§ Instructions to follow: Copy out all the lines where "Раздела" shows up.

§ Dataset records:
BEGIN

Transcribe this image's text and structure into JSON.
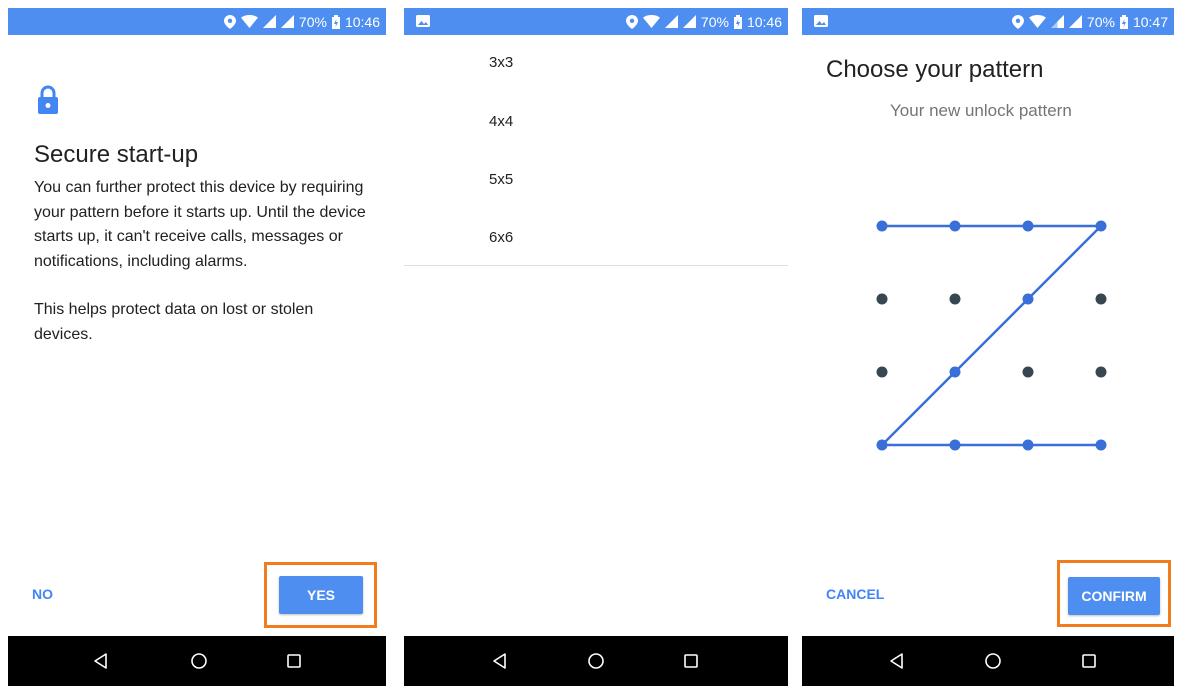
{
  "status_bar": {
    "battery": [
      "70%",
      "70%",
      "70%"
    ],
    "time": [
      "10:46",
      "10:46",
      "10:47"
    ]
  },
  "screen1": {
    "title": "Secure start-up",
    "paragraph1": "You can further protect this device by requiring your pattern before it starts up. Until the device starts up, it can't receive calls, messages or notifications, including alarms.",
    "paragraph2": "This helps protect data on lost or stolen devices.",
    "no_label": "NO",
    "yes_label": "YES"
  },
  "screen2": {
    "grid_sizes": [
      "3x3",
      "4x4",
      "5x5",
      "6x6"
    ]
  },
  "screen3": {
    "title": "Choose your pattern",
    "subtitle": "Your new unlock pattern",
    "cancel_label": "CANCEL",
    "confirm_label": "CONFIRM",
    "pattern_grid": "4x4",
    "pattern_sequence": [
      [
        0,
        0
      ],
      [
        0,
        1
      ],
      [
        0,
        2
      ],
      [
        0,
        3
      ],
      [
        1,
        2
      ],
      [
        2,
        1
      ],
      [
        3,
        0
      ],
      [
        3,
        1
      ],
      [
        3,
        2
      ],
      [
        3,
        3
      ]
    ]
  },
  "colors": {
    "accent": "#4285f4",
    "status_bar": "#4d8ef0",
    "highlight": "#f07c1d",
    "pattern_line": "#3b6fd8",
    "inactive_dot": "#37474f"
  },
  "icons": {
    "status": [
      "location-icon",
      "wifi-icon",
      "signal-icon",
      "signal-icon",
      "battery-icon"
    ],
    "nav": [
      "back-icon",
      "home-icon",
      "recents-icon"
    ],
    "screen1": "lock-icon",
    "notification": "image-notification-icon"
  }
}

END
BEGIN

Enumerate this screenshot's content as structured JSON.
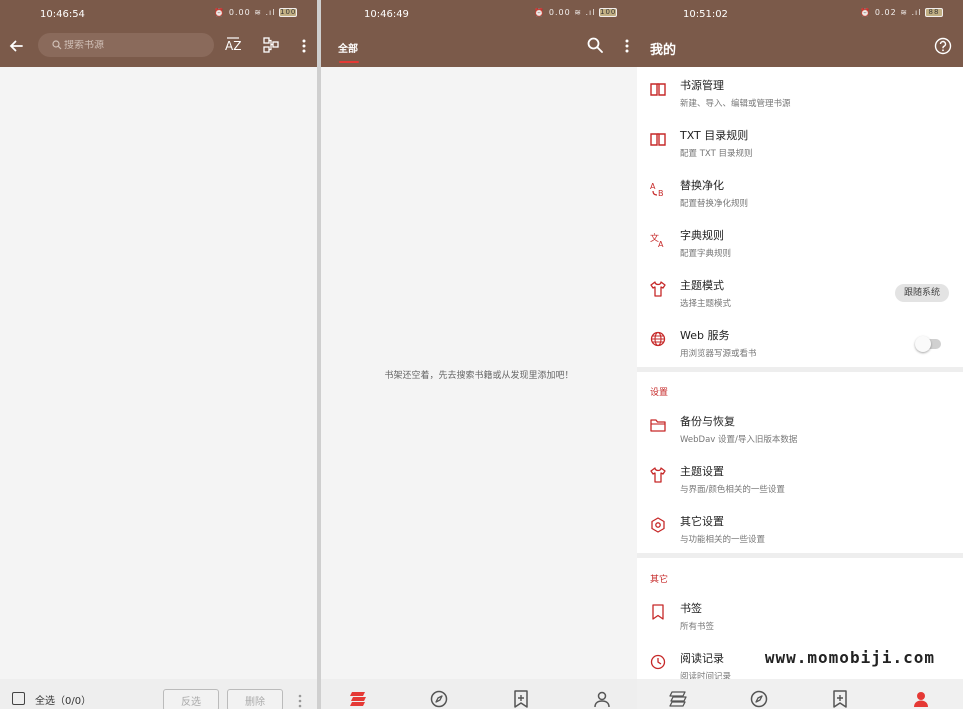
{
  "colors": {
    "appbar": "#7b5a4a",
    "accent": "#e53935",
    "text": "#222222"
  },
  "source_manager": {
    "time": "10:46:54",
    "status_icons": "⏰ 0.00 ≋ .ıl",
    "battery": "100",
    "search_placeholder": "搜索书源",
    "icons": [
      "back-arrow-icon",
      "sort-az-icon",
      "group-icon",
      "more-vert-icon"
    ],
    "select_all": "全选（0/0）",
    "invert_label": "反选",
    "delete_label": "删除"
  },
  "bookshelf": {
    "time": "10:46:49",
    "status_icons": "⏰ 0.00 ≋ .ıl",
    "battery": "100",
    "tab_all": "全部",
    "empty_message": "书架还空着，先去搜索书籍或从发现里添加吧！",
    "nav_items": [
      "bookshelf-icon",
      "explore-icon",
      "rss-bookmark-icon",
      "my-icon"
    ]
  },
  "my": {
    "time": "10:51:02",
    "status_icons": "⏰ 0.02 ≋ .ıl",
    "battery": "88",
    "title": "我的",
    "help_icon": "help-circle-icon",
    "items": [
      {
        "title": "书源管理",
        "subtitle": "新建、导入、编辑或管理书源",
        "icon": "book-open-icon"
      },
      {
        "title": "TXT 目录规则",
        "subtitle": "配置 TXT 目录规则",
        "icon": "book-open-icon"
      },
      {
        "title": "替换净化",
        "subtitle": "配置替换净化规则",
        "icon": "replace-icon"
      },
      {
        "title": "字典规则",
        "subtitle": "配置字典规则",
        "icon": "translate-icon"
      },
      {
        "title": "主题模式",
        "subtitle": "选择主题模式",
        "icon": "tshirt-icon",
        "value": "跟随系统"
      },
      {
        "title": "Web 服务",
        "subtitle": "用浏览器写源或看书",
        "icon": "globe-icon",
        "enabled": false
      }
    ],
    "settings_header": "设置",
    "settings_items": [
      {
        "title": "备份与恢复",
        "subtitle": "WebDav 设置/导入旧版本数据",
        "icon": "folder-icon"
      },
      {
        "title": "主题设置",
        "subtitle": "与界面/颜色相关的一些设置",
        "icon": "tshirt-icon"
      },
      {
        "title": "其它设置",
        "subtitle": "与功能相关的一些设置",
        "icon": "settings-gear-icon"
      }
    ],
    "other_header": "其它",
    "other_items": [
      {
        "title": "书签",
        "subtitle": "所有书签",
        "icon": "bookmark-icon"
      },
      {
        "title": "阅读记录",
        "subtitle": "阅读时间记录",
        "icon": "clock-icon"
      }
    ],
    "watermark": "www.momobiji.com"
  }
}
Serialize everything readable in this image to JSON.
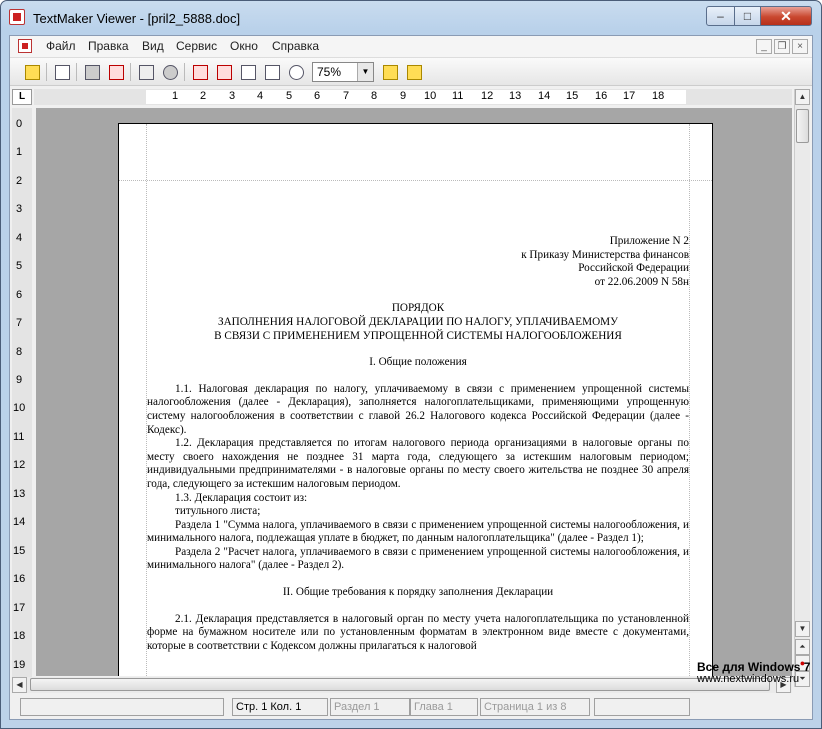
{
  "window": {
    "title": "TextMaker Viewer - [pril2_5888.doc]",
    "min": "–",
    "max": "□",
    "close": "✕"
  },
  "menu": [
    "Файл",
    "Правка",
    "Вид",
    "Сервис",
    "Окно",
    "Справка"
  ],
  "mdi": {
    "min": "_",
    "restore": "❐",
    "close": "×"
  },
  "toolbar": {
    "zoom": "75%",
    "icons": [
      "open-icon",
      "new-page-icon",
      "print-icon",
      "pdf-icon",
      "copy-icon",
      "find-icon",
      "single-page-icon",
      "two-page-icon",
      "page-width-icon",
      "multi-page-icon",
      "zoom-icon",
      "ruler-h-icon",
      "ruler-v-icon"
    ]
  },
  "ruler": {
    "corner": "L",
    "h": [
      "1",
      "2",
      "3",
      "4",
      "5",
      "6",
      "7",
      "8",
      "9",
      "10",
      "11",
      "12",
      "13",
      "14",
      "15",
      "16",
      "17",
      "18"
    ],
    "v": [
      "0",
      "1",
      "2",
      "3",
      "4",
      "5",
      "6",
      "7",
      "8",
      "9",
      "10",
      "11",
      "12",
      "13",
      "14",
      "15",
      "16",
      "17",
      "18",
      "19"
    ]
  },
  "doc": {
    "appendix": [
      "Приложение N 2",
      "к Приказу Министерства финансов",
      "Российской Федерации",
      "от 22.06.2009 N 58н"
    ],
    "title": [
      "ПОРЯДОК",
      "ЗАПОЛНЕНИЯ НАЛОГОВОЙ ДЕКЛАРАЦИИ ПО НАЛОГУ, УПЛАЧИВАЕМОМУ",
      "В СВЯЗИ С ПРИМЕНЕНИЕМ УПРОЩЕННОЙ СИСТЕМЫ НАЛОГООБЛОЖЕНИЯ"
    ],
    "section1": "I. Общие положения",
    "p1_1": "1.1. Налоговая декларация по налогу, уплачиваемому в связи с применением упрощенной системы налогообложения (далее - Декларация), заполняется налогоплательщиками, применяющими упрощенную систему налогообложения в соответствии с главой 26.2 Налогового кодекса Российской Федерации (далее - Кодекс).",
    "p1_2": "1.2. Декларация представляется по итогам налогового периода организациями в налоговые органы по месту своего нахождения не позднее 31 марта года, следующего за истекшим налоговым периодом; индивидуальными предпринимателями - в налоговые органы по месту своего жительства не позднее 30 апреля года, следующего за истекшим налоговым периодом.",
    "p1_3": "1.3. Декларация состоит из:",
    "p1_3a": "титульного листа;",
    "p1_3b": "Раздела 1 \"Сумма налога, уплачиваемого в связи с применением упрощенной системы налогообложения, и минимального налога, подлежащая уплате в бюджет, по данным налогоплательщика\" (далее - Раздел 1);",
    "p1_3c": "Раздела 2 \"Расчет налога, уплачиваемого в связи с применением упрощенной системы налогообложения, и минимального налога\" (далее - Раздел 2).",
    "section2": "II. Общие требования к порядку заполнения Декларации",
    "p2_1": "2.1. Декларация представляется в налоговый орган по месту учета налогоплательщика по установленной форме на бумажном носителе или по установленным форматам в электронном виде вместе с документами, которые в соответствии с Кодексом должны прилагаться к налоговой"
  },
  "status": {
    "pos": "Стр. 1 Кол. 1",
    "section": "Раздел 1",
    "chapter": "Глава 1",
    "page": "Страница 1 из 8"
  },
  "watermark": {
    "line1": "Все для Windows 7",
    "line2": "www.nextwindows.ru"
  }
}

END
BEGIN

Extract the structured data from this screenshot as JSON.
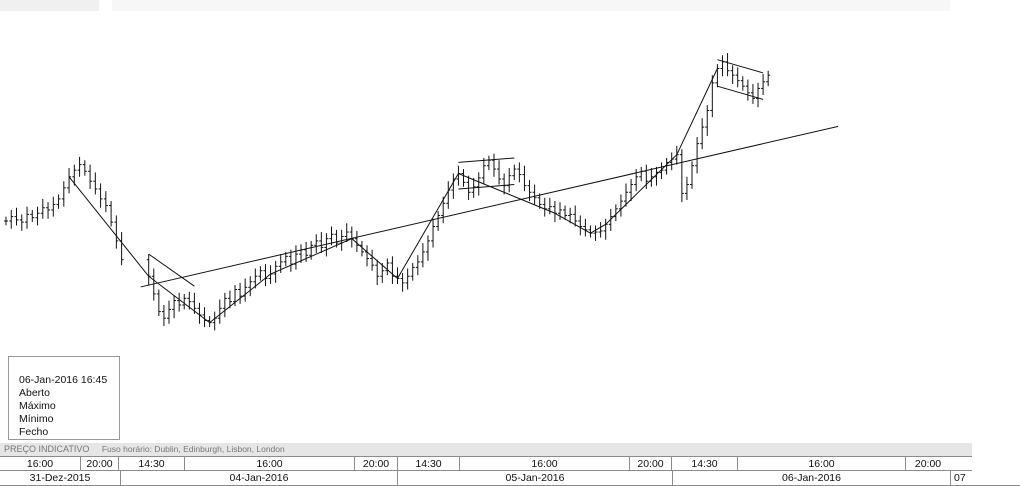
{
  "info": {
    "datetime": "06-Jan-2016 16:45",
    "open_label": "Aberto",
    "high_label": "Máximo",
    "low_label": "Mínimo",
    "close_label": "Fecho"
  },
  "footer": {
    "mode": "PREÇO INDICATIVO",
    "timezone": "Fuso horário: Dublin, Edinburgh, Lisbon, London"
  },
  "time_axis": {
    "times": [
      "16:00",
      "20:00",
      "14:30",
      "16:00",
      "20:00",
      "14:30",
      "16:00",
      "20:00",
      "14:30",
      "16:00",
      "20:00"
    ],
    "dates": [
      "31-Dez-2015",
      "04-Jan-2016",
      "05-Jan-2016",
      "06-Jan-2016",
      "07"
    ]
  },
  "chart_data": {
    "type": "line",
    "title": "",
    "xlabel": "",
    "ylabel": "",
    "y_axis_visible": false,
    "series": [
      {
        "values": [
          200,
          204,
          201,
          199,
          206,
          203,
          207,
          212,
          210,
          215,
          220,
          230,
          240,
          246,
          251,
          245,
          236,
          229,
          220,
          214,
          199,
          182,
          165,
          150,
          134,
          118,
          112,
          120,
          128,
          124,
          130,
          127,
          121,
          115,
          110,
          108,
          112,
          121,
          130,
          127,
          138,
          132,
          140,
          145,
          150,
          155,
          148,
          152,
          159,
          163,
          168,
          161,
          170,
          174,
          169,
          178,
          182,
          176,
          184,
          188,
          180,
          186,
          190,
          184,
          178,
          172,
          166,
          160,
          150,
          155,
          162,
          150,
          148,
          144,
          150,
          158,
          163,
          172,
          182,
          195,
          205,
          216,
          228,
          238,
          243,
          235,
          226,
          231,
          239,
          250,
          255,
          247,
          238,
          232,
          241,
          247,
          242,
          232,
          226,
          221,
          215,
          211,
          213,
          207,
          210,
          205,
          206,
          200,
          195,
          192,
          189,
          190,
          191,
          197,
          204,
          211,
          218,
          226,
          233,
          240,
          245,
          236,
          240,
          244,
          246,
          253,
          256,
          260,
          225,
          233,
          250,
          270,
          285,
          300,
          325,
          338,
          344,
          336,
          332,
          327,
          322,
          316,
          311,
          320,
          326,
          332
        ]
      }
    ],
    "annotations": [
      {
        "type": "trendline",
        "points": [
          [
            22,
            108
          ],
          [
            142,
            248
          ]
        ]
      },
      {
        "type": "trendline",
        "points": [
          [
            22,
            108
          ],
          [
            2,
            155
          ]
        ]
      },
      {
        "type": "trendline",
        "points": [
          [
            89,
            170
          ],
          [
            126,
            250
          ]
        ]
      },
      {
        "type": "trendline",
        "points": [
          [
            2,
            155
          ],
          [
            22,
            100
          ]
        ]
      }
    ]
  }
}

END

§ Full solution:
    "p1_3b": "Раздела 1 \"Сумма налога, уплачиваемого в связи с применением упрощенной системы налогообложения, и минимального налога, подлежащая уплате в бюджет, по данным налогоплательщика\" (далее - Раздел 1);",
    "p1_3c": "Раздела 2 \"Расчет налога, уплачиваемого в связи с применением упрощенной системы налогообложения, и минимального налога\" (далее - Раздел 2).",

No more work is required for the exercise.